(AIM OF THE TASK) Among the lines below, count those containing the word "color". Give the number only.

(RAW RECORDS)
━━━━━━━━━━
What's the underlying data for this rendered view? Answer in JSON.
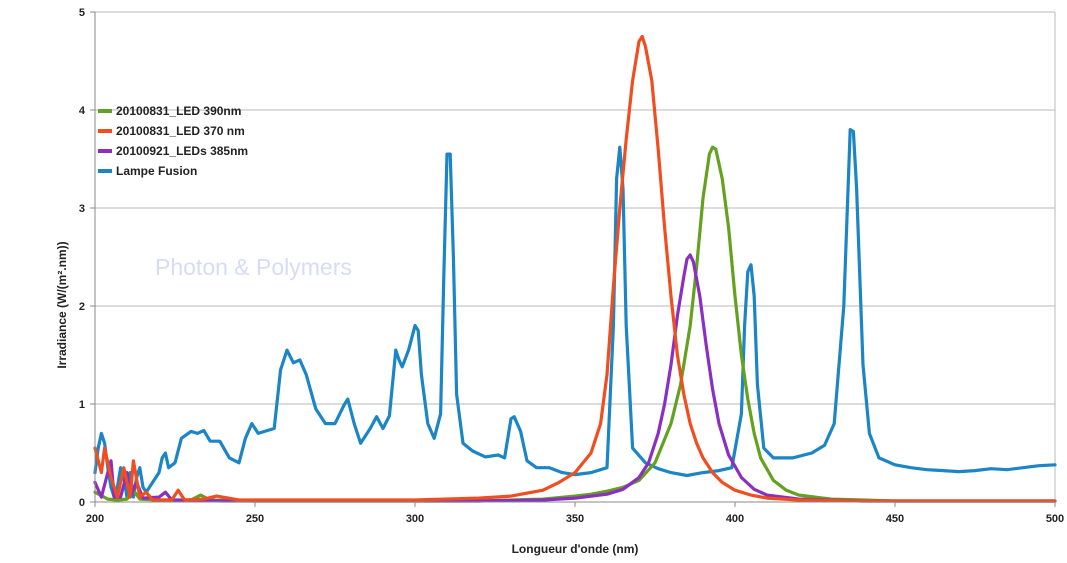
{
  "chart_data": {
    "type": "line",
    "title": "",
    "xlabel": "Longueur d'onde (nm)",
    "ylabel": "Irradiance (W/(m².nm))",
    "xlim": [
      200,
      500
    ],
    "ylim": [
      0,
      5
    ],
    "xticks": [
      200,
      250,
      300,
      350,
      400,
      450,
      500
    ],
    "yticks": [
      0,
      1,
      2,
      3,
      4,
      5
    ],
    "grid": true,
    "legend_position": "top-left",
    "watermark": "Photon & Polymers",
    "series": [
      {
        "name": "20100831_LED 390nm",
        "color": "#64a11f",
        "points": [
          [
            200,
            0.1
          ],
          [
            204,
            0.03
          ],
          [
            207,
            0.02
          ],
          [
            210,
            0.03
          ],
          [
            212,
            0.12
          ],
          [
            214,
            0.03
          ],
          [
            220,
            0.02
          ],
          [
            230,
            0.02
          ],
          [
            233,
            0.07
          ],
          [
            236,
            0.02
          ],
          [
            250,
            0.01
          ],
          [
            280,
            0.01
          ],
          [
            300,
            0.01
          ],
          [
            320,
            0.01
          ],
          [
            330,
            0.02
          ],
          [
            340,
            0.03
          ],
          [
            350,
            0.06
          ],
          [
            355,
            0.08
          ],
          [
            360,
            0.11
          ],
          [
            365,
            0.15
          ],
          [
            370,
            0.22
          ],
          [
            375,
            0.4
          ],
          [
            380,
            0.8
          ],
          [
            383,
            1.2
          ],
          [
            386,
            1.8
          ],
          [
            388,
            2.4
          ],
          [
            390,
            3.1
          ],
          [
            392,
            3.55
          ],
          [
            393,
            3.62
          ],
          [
            394,
            3.6
          ],
          [
            396,
            3.3
          ],
          [
            398,
            2.8
          ],
          [
            400,
            2.1
          ],
          [
            402,
            1.5
          ],
          [
            404,
            1.05
          ],
          [
            406,
            0.7
          ],
          [
            408,
            0.45
          ],
          [
            412,
            0.22
          ],
          [
            416,
            0.12
          ],
          [
            420,
            0.07
          ],
          [
            430,
            0.03
          ],
          [
            440,
            0.02
          ],
          [
            450,
            0.01
          ],
          [
            470,
            0.01
          ],
          [
            500,
            0.01
          ]
        ]
      },
      {
        "name": "20100831_LED 370 nm",
        "color": "#f04e1e",
        "points": [
          [
            200,
            0.55
          ],
          [
            202,
            0.3
          ],
          [
            203,
            0.55
          ],
          [
            205,
            0.25
          ],
          [
            207,
            0.05
          ],
          [
            209,
            0.35
          ],
          [
            211,
            0.05
          ],
          [
            212,
            0.42
          ],
          [
            214,
            0.05
          ],
          [
            216,
            0.1
          ],
          [
            218,
            0.02
          ],
          [
            224,
            0.02
          ],
          [
            226,
            0.12
          ],
          [
            228,
            0.02
          ],
          [
            234,
            0.03
          ],
          [
            238,
            0.06
          ],
          [
            245,
            0.02
          ],
          [
            260,
            0.02
          ],
          [
            280,
            0.02
          ],
          [
            300,
            0.02
          ],
          [
            320,
            0.04
          ],
          [
            330,
            0.06
          ],
          [
            340,
            0.12
          ],
          [
            345,
            0.2
          ],
          [
            350,
            0.3
          ],
          [
            355,
            0.5
          ],
          [
            358,
            0.8
          ],
          [
            360,
            1.3
          ],
          [
            362,
            2.2
          ],
          [
            364,
            3.0
          ],
          [
            366,
            3.7
          ],
          [
            368,
            4.3
          ],
          [
            370,
            4.7
          ],
          [
            371,
            4.75
          ],
          [
            372,
            4.65
          ],
          [
            374,
            4.3
          ],
          [
            376,
            3.6
          ],
          [
            378,
            2.8
          ],
          [
            380,
            2.1
          ],
          [
            382,
            1.5
          ],
          [
            384,
            1.1
          ],
          [
            386,
            0.8
          ],
          [
            388,
            0.6
          ],
          [
            390,
            0.45
          ],
          [
            393,
            0.3
          ],
          [
            396,
            0.2
          ],
          [
            400,
            0.12
          ],
          [
            405,
            0.07
          ],
          [
            410,
            0.04
          ],
          [
            420,
            0.02
          ],
          [
            440,
            0.01
          ],
          [
            500,
            0.01
          ]
        ]
      },
      {
        "name": "20100921_LEDs 385nm",
        "color": "#8b2fc1",
        "points": [
          [
            200,
            0.2
          ],
          [
            202,
            0.05
          ],
          [
            204,
            0.3
          ],
          [
            205,
            0.42
          ],
          [
            206,
            0.05
          ],
          [
            208,
            0.05
          ],
          [
            210,
            0.3
          ],
          [
            211,
            0.05
          ],
          [
            213,
            0.2
          ],
          [
            215,
            0.04
          ],
          [
            220,
            0.05
          ],
          [
            222,
            0.1
          ],
          [
            224,
            0.02
          ],
          [
            240,
            0.01
          ],
          [
            280,
            0.01
          ],
          [
            320,
            0.01
          ],
          [
            340,
            0.02
          ],
          [
            350,
            0.04
          ],
          [
            360,
            0.08
          ],
          [
            365,
            0.13
          ],
          [
            370,
            0.25
          ],
          [
            373,
            0.4
          ],
          [
            376,
            0.7
          ],
          [
            378,
            1.0
          ],
          [
            380,
            1.4
          ],
          [
            382,
            1.9
          ],
          [
            384,
            2.3
          ],
          [
            385,
            2.48
          ],
          [
            386,
            2.52
          ],
          [
            387,
            2.45
          ],
          [
            389,
            2.1
          ],
          [
            391,
            1.6
          ],
          [
            393,
            1.15
          ],
          [
            395,
            0.8
          ],
          [
            398,
            0.48
          ],
          [
            402,
            0.25
          ],
          [
            406,
            0.13
          ],
          [
            410,
            0.07
          ],
          [
            420,
            0.03
          ],
          [
            440,
            0.01
          ],
          [
            500,
            0.01
          ]
        ]
      },
      {
        "name": "Lampe Fusion",
        "color": "#1b85c6",
        "points": [
          [
            200,
            0.3
          ],
          [
            201,
            0.55
          ],
          [
            202,
            0.7
          ],
          [
            203,
            0.6
          ],
          [
            204,
            0.35
          ],
          [
            205,
            0.15
          ],
          [
            206,
            0.05
          ],
          [
            207,
            0.15
          ],
          [
            208,
            0.35
          ],
          [
            209,
            0.25
          ],
          [
            210,
            0.05
          ],
          [
            211,
            0.3
          ],
          [
            212,
            0.05
          ],
          [
            213,
            0.25
          ],
          [
            214,
            0.35
          ],
          [
            215,
            0.15
          ],
          [
            216,
            0.1
          ],
          [
            218,
            0.2
          ],
          [
            220,
            0.3
          ],
          [
            221,
            0.45
          ],
          [
            222,
            0.5
          ],
          [
            223,
            0.35
          ],
          [
            225,
            0.4
          ],
          [
            227,
            0.65
          ],
          [
            230,
            0.72
          ],
          [
            232,
            0.7
          ],
          [
            234,
            0.73
          ],
          [
            236,
            0.62
          ],
          [
            239,
            0.62
          ],
          [
            242,
            0.45
          ],
          [
            245,
            0.4
          ],
          [
            247,
            0.65
          ],
          [
            249,
            0.8
          ],
          [
            251,
            0.7
          ],
          [
            253,
            0.72
          ],
          [
            256,
            0.75
          ],
          [
            258,
            1.35
          ],
          [
            260,
            1.55
          ],
          [
            262,
            1.42
          ],
          [
            264,
            1.45
          ],
          [
            266,
            1.3
          ],
          [
            269,
            0.95
          ],
          [
            272,
            0.8
          ],
          [
            275,
            0.8
          ],
          [
            278,
            1.0
          ],
          [
            279,
            1.05
          ],
          [
            281,
            0.8
          ],
          [
            283,
            0.6
          ],
          [
            286,
            0.75
          ],
          [
            288,
            0.87
          ],
          [
            290,
            0.75
          ],
          [
            292,
            0.88
          ],
          [
            294,
            1.55
          ],
          [
            295,
            1.45
          ],
          [
            296,
            1.38
          ],
          [
            298,
            1.55
          ],
          [
            300,
            1.8
          ],
          [
            301,
            1.75
          ],
          [
            302,
            1.3
          ],
          [
            304,
            0.8
          ],
          [
            306,
            0.65
          ],
          [
            308,
            0.9
          ],
          [
            309,
            2.3
          ],
          [
            310,
            3.55
          ],
          [
            311,
            3.55
          ],
          [
            312,
            2.5
          ],
          [
            313,
            1.1
          ],
          [
            315,
            0.6
          ],
          [
            318,
            0.52
          ],
          [
            322,
            0.46
          ],
          [
            326,
            0.48
          ],
          [
            328,
            0.45
          ],
          [
            330,
            0.85
          ],
          [
            331,
            0.87
          ],
          [
            333,
            0.72
          ],
          [
            335,
            0.42
          ],
          [
            338,
            0.35
          ],
          [
            342,
            0.35
          ],
          [
            346,
            0.3
          ],
          [
            350,
            0.28
          ],
          [
            355,
            0.3
          ],
          [
            360,
            0.35
          ],
          [
            362,
            1.8
          ],
          [
            363,
            3.3
          ],
          [
            364,
            3.62
          ],
          [
            365,
            3.2
          ],
          [
            366,
            1.8
          ],
          [
            368,
            0.55
          ],
          [
            372,
            0.4
          ],
          [
            376,
            0.34
          ],
          [
            380,
            0.3
          ],
          [
            385,
            0.27
          ],
          [
            390,
            0.3
          ],
          [
            395,
            0.32
          ],
          [
            399,
            0.35
          ],
          [
            402,
            0.9
          ],
          [
            403,
            1.8
          ],
          [
            404,
            2.35
          ],
          [
            405,
            2.42
          ],
          [
            406,
            2.1
          ],
          [
            407,
            1.2
          ],
          [
            409,
            0.55
          ],
          [
            412,
            0.45
          ],
          [
            418,
            0.45
          ],
          [
            424,
            0.5
          ],
          [
            428,
            0.58
          ],
          [
            431,
            0.8
          ],
          [
            434,
            2.0
          ],
          [
            436,
            3.8
          ],
          [
            437,
            3.78
          ],
          [
            438,
            3.2
          ],
          [
            440,
            1.4
          ],
          [
            442,
            0.7
          ],
          [
            445,
            0.45
          ],
          [
            450,
            0.38
          ],
          [
            455,
            0.35
          ],
          [
            460,
            0.33
          ],
          [
            465,
            0.32
          ],
          [
            470,
            0.31
          ],
          [
            475,
            0.32
          ],
          [
            480,
            0.34
          ],
          [
            485,
            0.33
          ],
          [
            490,
            0.35
          ],
          [
            495,
            0.37
          ],
          [
            500,
            0.38
          ]
        ]
      }
    ]
  }
}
━━━━━━━━━━
(RESPONSE) 4